Reproduce the whole listing, character for character.

**********

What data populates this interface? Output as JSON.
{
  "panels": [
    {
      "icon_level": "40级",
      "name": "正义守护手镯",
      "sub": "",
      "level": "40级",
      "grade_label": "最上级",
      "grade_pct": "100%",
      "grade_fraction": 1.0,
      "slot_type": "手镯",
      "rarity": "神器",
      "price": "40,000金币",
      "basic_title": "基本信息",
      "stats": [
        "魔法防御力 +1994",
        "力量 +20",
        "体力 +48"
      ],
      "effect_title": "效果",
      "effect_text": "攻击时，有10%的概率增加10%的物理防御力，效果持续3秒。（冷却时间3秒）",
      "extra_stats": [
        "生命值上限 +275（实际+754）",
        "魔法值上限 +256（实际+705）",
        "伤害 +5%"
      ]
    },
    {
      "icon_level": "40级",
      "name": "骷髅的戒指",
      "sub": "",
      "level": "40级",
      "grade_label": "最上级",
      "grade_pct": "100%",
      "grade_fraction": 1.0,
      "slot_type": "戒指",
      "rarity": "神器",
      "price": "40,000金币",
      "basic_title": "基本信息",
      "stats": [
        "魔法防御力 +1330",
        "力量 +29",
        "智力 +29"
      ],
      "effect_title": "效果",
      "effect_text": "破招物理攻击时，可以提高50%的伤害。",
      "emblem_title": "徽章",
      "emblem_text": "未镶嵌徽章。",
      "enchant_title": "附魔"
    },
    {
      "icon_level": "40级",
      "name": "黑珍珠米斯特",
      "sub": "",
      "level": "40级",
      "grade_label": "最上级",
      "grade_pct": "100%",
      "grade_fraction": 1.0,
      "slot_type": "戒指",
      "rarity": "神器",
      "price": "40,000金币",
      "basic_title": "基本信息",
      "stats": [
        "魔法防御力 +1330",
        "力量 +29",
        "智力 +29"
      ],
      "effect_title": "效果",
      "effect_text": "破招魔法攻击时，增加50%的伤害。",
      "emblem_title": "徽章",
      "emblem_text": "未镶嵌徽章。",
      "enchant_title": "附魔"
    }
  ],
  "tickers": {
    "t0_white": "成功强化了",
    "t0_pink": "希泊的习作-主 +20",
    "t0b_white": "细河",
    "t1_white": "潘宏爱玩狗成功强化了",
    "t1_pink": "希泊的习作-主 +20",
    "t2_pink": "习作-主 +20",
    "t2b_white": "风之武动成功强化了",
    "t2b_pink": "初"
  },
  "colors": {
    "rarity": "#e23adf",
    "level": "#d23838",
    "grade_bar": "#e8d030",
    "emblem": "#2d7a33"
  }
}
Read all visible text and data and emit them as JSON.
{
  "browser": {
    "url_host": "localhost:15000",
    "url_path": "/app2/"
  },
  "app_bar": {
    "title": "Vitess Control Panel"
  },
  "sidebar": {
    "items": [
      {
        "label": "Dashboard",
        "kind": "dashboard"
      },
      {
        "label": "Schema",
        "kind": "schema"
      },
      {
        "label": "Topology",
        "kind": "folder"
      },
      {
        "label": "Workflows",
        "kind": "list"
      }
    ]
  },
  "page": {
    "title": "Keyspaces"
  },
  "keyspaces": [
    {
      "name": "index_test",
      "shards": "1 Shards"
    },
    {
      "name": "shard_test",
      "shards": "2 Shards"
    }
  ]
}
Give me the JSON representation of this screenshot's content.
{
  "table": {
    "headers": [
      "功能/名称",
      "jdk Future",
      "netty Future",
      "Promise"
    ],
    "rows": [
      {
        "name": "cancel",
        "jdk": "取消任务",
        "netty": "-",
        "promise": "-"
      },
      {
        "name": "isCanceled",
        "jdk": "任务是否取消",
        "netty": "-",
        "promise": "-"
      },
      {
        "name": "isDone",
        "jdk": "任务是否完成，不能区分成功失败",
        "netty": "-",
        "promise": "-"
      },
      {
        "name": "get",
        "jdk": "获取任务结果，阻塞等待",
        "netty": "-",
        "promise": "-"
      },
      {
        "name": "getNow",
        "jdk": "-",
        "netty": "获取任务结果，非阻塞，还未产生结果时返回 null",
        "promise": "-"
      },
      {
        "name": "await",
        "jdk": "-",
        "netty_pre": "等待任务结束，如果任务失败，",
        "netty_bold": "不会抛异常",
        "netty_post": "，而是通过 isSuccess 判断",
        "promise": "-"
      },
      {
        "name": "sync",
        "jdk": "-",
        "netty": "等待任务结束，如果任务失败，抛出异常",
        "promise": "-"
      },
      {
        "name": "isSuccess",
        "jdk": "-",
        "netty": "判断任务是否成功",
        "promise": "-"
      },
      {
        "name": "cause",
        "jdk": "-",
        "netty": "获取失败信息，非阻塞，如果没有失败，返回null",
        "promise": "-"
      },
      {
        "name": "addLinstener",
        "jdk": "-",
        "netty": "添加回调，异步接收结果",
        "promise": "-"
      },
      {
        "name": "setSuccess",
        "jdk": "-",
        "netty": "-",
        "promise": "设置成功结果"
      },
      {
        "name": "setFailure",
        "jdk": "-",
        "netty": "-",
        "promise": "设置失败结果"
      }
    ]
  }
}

**********

- Complete response:
What data populates this interface? Output as JSON.
{
  "panels": [
    {
      "icon_level": "40级",
      "name": "正义守护手镯",
      "sub": "",
      "level": "40级",
      "grade_label": "最上级",
      "grade_pct": "100%",
      "grade_fraction": 1.0,
      "slot_type": "手镯",
      "rarity": "神器",
      "price": "40,000金币",
      "basic_title": "基本信息",
      "stats": [
        "魔法防御力 +1994",
        "力量 +20",
        "体力 +48"
      ],
      "effect_title": "效果",
      "effect_text": "攻击时，有10%的概率增加10%的物理防御力，效果持续3秒。（冷却时间3秒）",
      "extra_stats": [
        "生命值上限 +275（实际+754）",
        "魔法值上限 +256（实际+705）",
        "伤害 +5%"
      ]
    },
    {
      "icon_level": "40级",
      "name": "骷髅的戒指",
      "sub": "",
      "level": "40级",
      "grade_label": "最上级",
      "grade_pct": "100%",
      "grade_fraction": 1.0,
      "slot_type": "戒指",
      "rarity": "神器",
      "price": "40,000金币",
      "basic_title": "基本信息",
      "stats": [
        "魔法防御力 +1330",
        "力量 +29",
        "智力 +29"
      ],
      "effect_title": "效果",
      "effect_text": "破招物理攻击时，可以提高50%的伤害。",
      "emblem_title": "徽章",
      "emblem_text": "未镶嵌徽章。",
      "enchant_title": "附魔"
    },
    {
      "icon_level": "40级",
      "name": "黑珍珠米斯特",
      "sub": "",
      "level": "40级",
      "grade_label": "最上级",
      "grade_pct": "100%",
      "grade_fraction": 1.0,
      "slot_type": "戒指",
      "rarity": "神器",
      "price": "40,000金币",
      "basic_title": "基本信息",
      "stats": [
        "魔法防御力 +1330",
        "力量 +29",
        "智力 +29"
      ],
      "effect_title": "效果",
      "effect_text": "破招魔法攻击时，增加50%的伤害。",
      "emblem_title": "徽章",
      "emblem_text": "未镶嵌徽章。",
      "enchant_title": "附魔"
    }
  ],
  "tickers": {
    "t0_white": "成功强化了",
    "t0_pink": "希泊的习作-主 +20",
    "t0b_white": "细河",
    "t1_white": "潘宏爱玩狗成功强化了",
    "t1_pink": "希泊的习作-主 +20",
    "t2_pink": "习作-主 +20",
    "t2b_white": "风之武动成功强化了",
    "t2b_pink": "初"
  },
  "colors": {
    "rarity": "#e23adf",
    "level": "#d23838",
    "grade_bar": "#e8d030",
    "emblem": "#2d7a33"
  }
}
Read all visible text and data and emit them as JSON.
{
  "browser": {
    "url_host": "localhost:15000",
    "url_path": "/app2/"
  },
  "app_bar": {
    "title": "Vitess Control Panel"
  },
  "sidebar": {
    "items": [
      {
        "label": "Dashboard",
        "kind": "dashboard"
      },
      {
        "label": "Schema",
        "kind": "schema"
      },
      {
        "label": "Topology",
        "kind": "folder"
      },
      {
        "label": "Workflows",
        "kind": "list"
      }
    ]
  },
  "page": {
    "title": "Keyspaces"
  },
  "keyspaces": [
    {
      "name": "index_test",
      "shards": "1 Shards"
    },
    {
      "name": "shard_test",
      "shards": "2 Shards"
    }
  ]
}
Give me the JSON representation of this screenshot's content.
{
  "table": {
    "headers": [
      "功能/名称",
      "jdk Future",
      "netty Future",
      "Promise"
    ],
    "rows": [
      {
        "name": "cancel",
        "jdk": "取消任务",
        "netty": "-",
        "promise": "-"
      },
      {
        "name": "isCanceled",
        "jdk": "任务是否取消",
        "netty": "-",
        "promise": "-"
      },
      {
        "name": "isDone",
        "jdk": "任务是否完成，不能区分成功失败",
        "netty": "-",
        "promise": "-"
      },
      {
        "name": "get",
        "jdk": "获取任务结果，阻塞等待",
        "netty": "-",
        "promise": "-"
      },
      {
        "name": "getNow",
        "jdk": "-",
        "netty": "获取任务结果，非阻塞，还未产生结果时返回 null",
        "promise": "-"
      },
      {
        "name": "await",
        "jdk": "-",
        "netty_pre": "等待任务结束，如果任务失败，",
        "netty_bold": "不会抛异常",
        "netty_post": "，而是通过 isSuccess 判断",
        "promise": "-"
      },
      {
        "name": "sync",
        "jdk": "-",
        "netty": "等待任务结束，如果任务失败，抛出异常",
        "promise": "-"
      },
      {
        "name": "isSuccess",
        "jdk": "-",
        "netty": "判断任务是否成功",
        "promise": "-"
      },
      {
        "name": "cause",
        "jdk": "-",
        "netty": "获取失败信息，非阻塞，如果没有失败，返回null",
        "promise": "-"
      },
      {
        "name": "addLinstener",
        "jdk": "-",
        "netty": "添加回调，异步接收结果",
        "promise": "-"
      },
      {
        "name": "setSuccess",
        "jdk": "-",
        "netty": "-",
        "promise": "设置成功结果"
      },
      {
        "name": "setFailure",
        "jdk": "-",
        "netty": "-",
        "promise": "设置失败结果"
      }
    ]
  }
}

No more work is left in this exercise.